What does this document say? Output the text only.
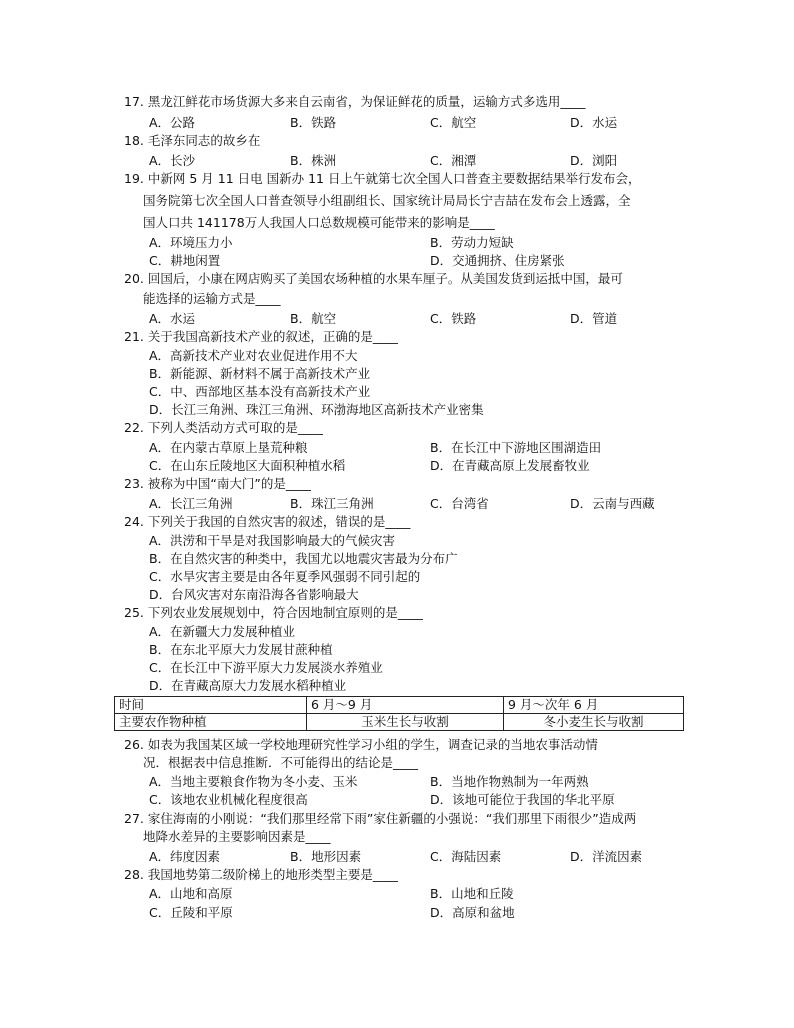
17. 黑龙江鲜花市场货源大多来自云南省，为保证鲜花的质量，运输方式多选用____
A．公路	B．铁路	C．航空	D．水运
18. 毛泽东同志的故乡在
A．长沙	B．株洲	C．湘潭	D．浏阳
19. 中新网 5 月 11 日电 国新办 11 日上午就第七次全国人口普查主要数据结果举行发布会，
国务院第七次全国人口普查领导小组副组长、国家统计局局长宁吉喆在发布会上透露，全
国人口共 141178万人我国人口总数规模可能带来的影响是____
A．环境压力小	B．劳动力短缺
C．耕地闲置	D．交通拥挤、住房紧张
20. 回国后，小康在网店购买了美国农场种植的水果车厘子。从美国发货到运抵中国，最可
能选择的运输方式是____
A．水运	B．航空	C．铁路	D．管道
21. 关于我国高新技术产业的叙述，正确的是____
A．高新技术产业对农业促进作用不大
B．新能源、新材料不属于高新技术产业
C．中、西部地区基本没有高新技术产业
D．长江三角洲、珠江三角洲、环渤海地区高新技术产业密集
22. 下列人类活动方式可取的是____
A．在内蒙古草原上垦荒种粮	B．在长江中下游地区围湖造田
C．在山东丘陵地区大面积种植水稻	D．在青藏高原上发展畜牧业
23. 被称为中国“南大门”的是____
A．长江三角洲	B．珠江三角洲	C．台湾省	D．云南与西藏
24. 下列关于我国的自然灾害的叙述，错误的是____
A．洪涝和干旱是对我国影响最大的气候灾害
B．在自然灾害的种类中，我国尤以地震灾害最为分布广
C．水旱灾害主要是由各年夏季风强弱不同引起的
D．台风灾害对东南沿海各省影响最大
25. 下列农业发展规划中，符合因地制宜原则的是____
A．在新疆大力发展种植业
B．在东北平原大力发展甘蔗种植
C．在长江中下游平原大力发展淡水养殖业
D．在青藏高原大力发展水稻种植业
时间	6 月～9 月	9 月～次年 6 月
主要农作物种植	玉米生长与收割	冬小麦生长与收割
26. 如表为我国某区域一学校地理研究性学习小组的学生，调查记录的当地农事活动情
况．根据表中信息推断．不可能得出的结论是____
A．当地主要粮食作物为冬小麦、玉米	B．当地作物熟制为一年两熟
C．该地农业机械化程度很高	D．该地可能位于我国的华北平原
27. 家住海南的小刚说：“我们那里经常下雨”家住新疆的小强说：“我们那里下雨很少”造成两
地降水差异的主要影响因素是____
A．纬度因素	B．地形因素	C．海陆因素	D．洋流因素
28. 我国地势第二级阶梯上的地形类型主要是____
A．山地和高原	B．山地和丘陵
C．丘陵和平原	D．高原和盆地
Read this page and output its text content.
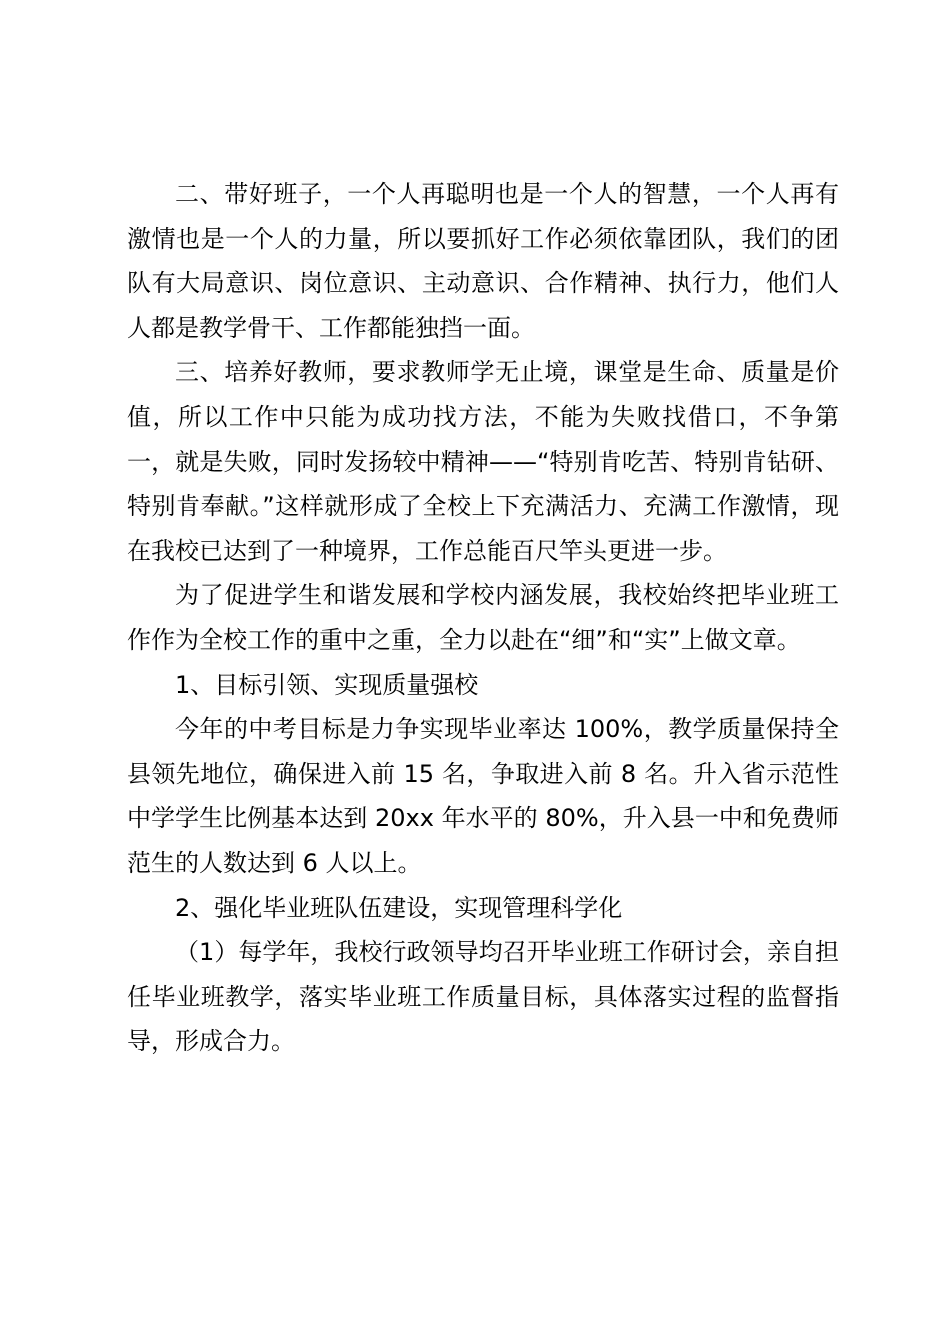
二、带好班子，一个人再聪明也是一个人的智慧，一个人再有激情也是一个人的力量，所以要抓好工作必须依靠团队，我们的团队有大局意识、岗位意识、主动意识、合作精神、执行力，他们人人都是教学骨干、工作都能独挡一面。

三、培养好教师，要求教师学无止境，课堂是生命、质量是价值，所以工作中只能为成功找方法，不能为失败找借口，不争第一，就是失败，同时发扬较中精神——“特别肯吃苦、特别肯钻研、特别肯奉献。”这样就形成了全校上下充满活力、充满工作激情，现在我校已达到了一种境界，工作总能百尺竿头更进一步。

为了促进学生和谐发展和学校内涵发展，我校始终把毕业班工作作为全校工作的重中之重，全力以赴在“细”和“实”上做文章。

1、目标引领、实现质量强校

今年的中考目标是力争实现毕业率达 100%，教学质量保持全县领先地位，确保进入前 15 名，争取进入前 8 名。升入省示范性中学学生比例基本达到 20xx 年水平的 80%，升入县一中和免费师范生的人数达到 6 人以上。

2、强化毕业班队伍建设，实现管理科学化

（1）每学年，我校行政领导均召开毕业班工作研讨会，亲自担任毕业班教学，落实毕业班工作质量目标，具体落实过程的监督指导，形成合力。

○ ○ ○ ○ ○ ○ ○

Write out each line of the data that holds the string "珠江三角洲".

D．长江三角洲、珠江三角洲、环渤海地区高新技术产业密集
A．长江三角洲	B．珠江三角洲	C．台湾省	D．云南与西藏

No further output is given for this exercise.